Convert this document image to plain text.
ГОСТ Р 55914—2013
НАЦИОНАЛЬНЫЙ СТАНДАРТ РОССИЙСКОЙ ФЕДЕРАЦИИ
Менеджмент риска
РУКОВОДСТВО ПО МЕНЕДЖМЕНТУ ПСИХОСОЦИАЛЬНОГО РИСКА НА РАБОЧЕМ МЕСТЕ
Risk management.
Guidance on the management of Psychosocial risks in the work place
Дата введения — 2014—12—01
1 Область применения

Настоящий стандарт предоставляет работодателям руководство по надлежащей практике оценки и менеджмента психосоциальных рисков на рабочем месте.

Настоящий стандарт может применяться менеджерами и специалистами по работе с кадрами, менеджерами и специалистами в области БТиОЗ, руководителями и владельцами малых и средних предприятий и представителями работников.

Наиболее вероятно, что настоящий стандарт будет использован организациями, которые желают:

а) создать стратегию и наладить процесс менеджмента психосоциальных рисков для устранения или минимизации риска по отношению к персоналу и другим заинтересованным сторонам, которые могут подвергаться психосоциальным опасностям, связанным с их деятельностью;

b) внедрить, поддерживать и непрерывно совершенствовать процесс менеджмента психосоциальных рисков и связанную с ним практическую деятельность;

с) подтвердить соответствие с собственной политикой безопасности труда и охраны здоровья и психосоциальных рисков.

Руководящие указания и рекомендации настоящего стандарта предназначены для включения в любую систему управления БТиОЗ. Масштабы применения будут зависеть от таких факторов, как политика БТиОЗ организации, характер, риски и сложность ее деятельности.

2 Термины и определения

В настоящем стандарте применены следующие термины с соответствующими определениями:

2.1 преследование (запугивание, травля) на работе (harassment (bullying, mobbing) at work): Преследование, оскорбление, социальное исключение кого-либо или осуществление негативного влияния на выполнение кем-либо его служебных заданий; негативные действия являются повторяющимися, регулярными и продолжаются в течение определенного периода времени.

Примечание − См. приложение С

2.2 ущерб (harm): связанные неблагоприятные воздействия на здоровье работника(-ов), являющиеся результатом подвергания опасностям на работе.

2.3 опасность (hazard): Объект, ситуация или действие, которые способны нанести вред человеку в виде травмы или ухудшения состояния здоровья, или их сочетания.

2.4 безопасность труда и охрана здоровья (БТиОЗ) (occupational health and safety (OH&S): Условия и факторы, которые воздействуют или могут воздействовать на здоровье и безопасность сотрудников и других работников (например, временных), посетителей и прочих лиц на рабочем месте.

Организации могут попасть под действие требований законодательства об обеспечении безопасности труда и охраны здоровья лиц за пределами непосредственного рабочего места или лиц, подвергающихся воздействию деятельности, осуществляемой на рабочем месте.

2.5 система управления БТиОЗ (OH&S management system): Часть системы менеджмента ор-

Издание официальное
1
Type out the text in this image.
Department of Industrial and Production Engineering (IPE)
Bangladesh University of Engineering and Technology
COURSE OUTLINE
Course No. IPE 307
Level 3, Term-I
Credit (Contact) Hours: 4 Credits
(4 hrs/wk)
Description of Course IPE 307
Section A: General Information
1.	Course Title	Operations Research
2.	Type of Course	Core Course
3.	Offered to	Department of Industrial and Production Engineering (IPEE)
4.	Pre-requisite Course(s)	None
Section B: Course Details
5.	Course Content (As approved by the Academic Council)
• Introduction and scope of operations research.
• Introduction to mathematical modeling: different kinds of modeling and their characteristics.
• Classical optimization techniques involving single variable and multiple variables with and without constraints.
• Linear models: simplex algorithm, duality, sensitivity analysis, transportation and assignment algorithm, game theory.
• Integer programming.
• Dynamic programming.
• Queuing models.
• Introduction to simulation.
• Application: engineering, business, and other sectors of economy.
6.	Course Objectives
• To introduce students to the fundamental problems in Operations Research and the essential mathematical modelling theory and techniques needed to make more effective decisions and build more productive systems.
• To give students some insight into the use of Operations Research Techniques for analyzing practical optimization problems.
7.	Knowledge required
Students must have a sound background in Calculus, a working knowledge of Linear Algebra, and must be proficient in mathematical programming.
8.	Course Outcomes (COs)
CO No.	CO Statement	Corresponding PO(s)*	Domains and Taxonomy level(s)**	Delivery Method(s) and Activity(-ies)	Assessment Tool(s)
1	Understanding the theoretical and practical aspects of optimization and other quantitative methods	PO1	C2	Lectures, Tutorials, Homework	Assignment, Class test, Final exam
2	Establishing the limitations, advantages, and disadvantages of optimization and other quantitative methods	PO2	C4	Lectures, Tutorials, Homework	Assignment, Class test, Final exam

*EXERCISE:*
Output the records exactly, including every line.

*RESPONSE BELOW:*
Convert this document image to plain text.
ГОСТ Р 55914—2013
НАЦИОНАЛЬНЫЙ СТАНДАРТ РОССИЙСКОЙ ФЕДЕРАЦИИ
Менеджмент риска
РУКОВОДСТВО ПО МЕНЕДЖМЕНТУ ПСИХОСОЦИАЛЬНОГО РИСКА НА РАБОЧЕМ МЕСТЕ
Risk management.
Guidance on the management of Psychosocial risks in the work place
Дата введения — 2014—12—01
1 Область применения

Настоящий стандарт предоставляет работодателям руководство по надлежащей практике оценки и менеджмента психосоциальных рисков на рабочем месте.

Настоящий стандарт может применяться менеджерами и специалистами по работе с кадрами, менеджерами и специалистами в области БТиОЗ, руководителями и владельцами малых и средних предприятий и представителями работников.

Наиболее вероятно, что настоящий стандарт будет использован организациями, которые желают:

а) создать стратегию и наладить процесс менеджмента психосоциальных рисков для устранения или минимизации риска по отношению к персоналу и другим заинтересованным сторонам, которые могут подвергаться психосоциальным опасностям, связанным с их деятельностью;

b) внедрить, поддерживать и непрерывно совершенствовать процесс менеджмента психосоциальных рисков и связанную с ним практическую деятельность;

с) подтвердить соответствие с собственной политикой безопасности труда и охраны здоровья и психосоциальных рисков.

Руководящие указания и рекомендации настоящего стандарта предназначены для включения в любую систему управления БТиОЗ. Масштабы применения будут зависеть от таких факторов, как политика БТиОЗ организации, характер, риски и сложность ее деятельности.

2 Термины и определения

В настоящем стандарте применены следующие термины с соответствующими определениями:

2.1 преследование (запугивание, травля) на работе (harassment (bullying, mobbing) at work): Преследование, оскорбление, социальное исключение кого-либо или осуществление негативного влияния на выполнение кем-либо его служебных заданий; негативные действия являются повторяющимися, регулярными и продолжаются в течение определенного периода времени.

Примечание − См. приложение С

2.2 ущерб (harm): связанные неблагоприятные воздействия на здоровье работника(-ов), являющиеся результатом подвергания опасностям на работе.

2.3 опасность (hazard): Объект, ситуация или действие, которые способны нанести вред человеку в виде травмы или ухудшения состояния здоровья, или их сочетания.

2.4 безопасность труда и охрана здоровья (БТиОЗ) (occupational health and safety (OH&S): Условия и факторы, которые воздействуют или могут воздействовать на здоровье и безопасность сотрудников и других работников (например, временных), посетителей и прочих лиц на рабочем месте.

Организации могут попасть под действие требований законодательства об обеспечении безопасности труда и охраны здоровья лиц за пределами непосредственного рабочего места или лиц, подвергающихся воздействию деятельности, осуществляемой на рабочем месте.

2.5 система управления БТиОЗ (OH&S management system): Часть системы менеджмента ор-

Издание официальное
1
Type out the text in this image.
Department of Industrial and Production Engineering (IPE)
Bangladesh University of Engineering and Technology
COURSE OUTLINE
Course No. IPE 307
Level 3, Term-I
Credit (Contact) Hours: 4 Credits
(4 hrs/wk)
Description of Course IPE 307
Section A: General Information
1.	Course Title	Operations Research
2.	Type of Course	Core Course
3.	Offered to	Department of Industrial and Production Engineering (IPEE)
4.	Pre-requisite Course(s)	None
Section B: Course Details
5.	Course Content (As approved by the Academic Council)
• Introduction and scope of operations research.
• Introduction to mathematical modeling: different kinds of modeling and their characteristics.
• Classical optimization techniques involving single variable and multiple variables with and without constraints.
• Linear models: simplex algorithm, duality, sensitivity analysis, transportation and assignment algorithm, game theory.
• Integer programming.
• Dynamic programming.
• Queuing models.
• Introduction to simulation.
• Application: engineering, business, and other sectors of economy.
6.	Course Objectives
• To introduce students to the fundamental problems in Operations Research and the essential mathematical modelling theory and techniques needed to make more effective decisions and build more productive systems.
• To give students some insight into the use of Operations Research Techniques for analyzing practical optimization problems.
7.	Knowledge required
Students must have a sound background in Calculus, a working knowledge of Linear Algebra, and must be proficient in mathematical programming.
8.	Course Outcomes (COs)
CO No.	CO Statement	Corresponding PO(s)*	Domains and Taxonomy level(s)**	Delivery Method(s) and Activity(-ies)	Assessment Tool(s)
1	Understanding the theoretical and practical aspects of optimization and other quantitative methods	PO1	C2	Lectures, Tutorials, Homework	Assignment, Class test, Final exam
2	Establishing the limitations, advantages, and disadvantages of optimization and other quantitative methods	PO2	C4	Lectures, Tutorials, Homework	Assignment, Class test, Final exam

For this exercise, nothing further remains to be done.